Task objective ::
Write each line out exactly, leaving none out.

Data to process ::
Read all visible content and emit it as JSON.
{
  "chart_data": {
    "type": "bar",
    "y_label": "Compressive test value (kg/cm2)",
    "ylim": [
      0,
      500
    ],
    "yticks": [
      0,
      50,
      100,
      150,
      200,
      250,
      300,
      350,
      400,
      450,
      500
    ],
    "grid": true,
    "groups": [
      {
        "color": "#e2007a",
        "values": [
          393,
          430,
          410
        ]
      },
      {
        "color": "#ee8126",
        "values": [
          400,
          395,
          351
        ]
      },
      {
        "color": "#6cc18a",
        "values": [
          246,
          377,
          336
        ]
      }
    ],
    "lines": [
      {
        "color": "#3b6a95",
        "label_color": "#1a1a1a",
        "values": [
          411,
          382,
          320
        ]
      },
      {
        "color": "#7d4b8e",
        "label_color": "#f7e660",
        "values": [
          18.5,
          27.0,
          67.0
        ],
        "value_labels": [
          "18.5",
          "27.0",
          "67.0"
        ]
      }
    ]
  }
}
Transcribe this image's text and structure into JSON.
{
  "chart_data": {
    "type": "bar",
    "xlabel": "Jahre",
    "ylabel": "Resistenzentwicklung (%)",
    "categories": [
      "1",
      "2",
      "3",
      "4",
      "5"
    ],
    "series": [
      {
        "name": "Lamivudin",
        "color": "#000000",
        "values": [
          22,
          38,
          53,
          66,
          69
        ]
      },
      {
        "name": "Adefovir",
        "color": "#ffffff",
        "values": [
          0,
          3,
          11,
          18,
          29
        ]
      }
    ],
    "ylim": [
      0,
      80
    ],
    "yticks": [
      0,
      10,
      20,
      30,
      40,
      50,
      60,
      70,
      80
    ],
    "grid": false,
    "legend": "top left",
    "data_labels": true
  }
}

Response to this task ::
Read all visible content and emit it as JSON.
{
  "chart_data": {
    "type": "bar",
    "y_label": "Compressive test value (kg/cm2)",
    "ylim": [
      0,
      500
    ],
    "yticks": [
      0,
      50,
      100,
      150,
      200,
      250,
      300,
      350,
      400,
      450,
      500
    ],
    "grid": true,
    "groups": [
      {
        "color": "#e2007a",
        "values": [
          393,
          430,
          410
        ]
      },
      {
        "color": "#ee8126",
        "values": [
          400,
          395,
          351
        ]
      },
      {
        "color": "#6cc18a",
        "values": [
          246,
          377,
          336
        ]
      }
    ],
    "lines": [
      {
        "color": "#3b6a95",
        "label_color": "#1a1a1a",
        "values": [
          411,
          382,
          320
        ]
      },
      {
        "color": "#7d4b8e",
        "label_color": "#f7e660",
        "values": [
          18.5,
          27.0,
          67.0
        ],
        "value_labels": [
          "18.5",
          "27.0",
          "67.0"
        ]
      }
    ]
  }
}
Transcribe this image's text and structure into JSON.
{
  "chart_data": {
    "type": "bar",
    "xlabel": "Jahre",
    "ylabel": "Resistenzentwicklung (%)",
    "categories": [
      "1",
      "2",
      "3",
      "4",
      "5"
    ],
    "series": [
      {
        "name": "Lamivudin",
        "color": "#000000",
        "values": [
          22,
          38,
          53,
          66,
          69
        ]
      },
      {
        "name": "Adefovir",
        "color": "#ffffff",
        "values": [
          0,
          3,
          11,
          18,
          29
        ]
      }
    ],
    "ylim": [
      0,
      80
    ],
    "yticks": [
      0,
      10,
      20,
      30,
      40,
      50,
      60,
      70,
      80
    ],
    "grid": false,
    "legend": "top left",
    "data_labels": true
  }
}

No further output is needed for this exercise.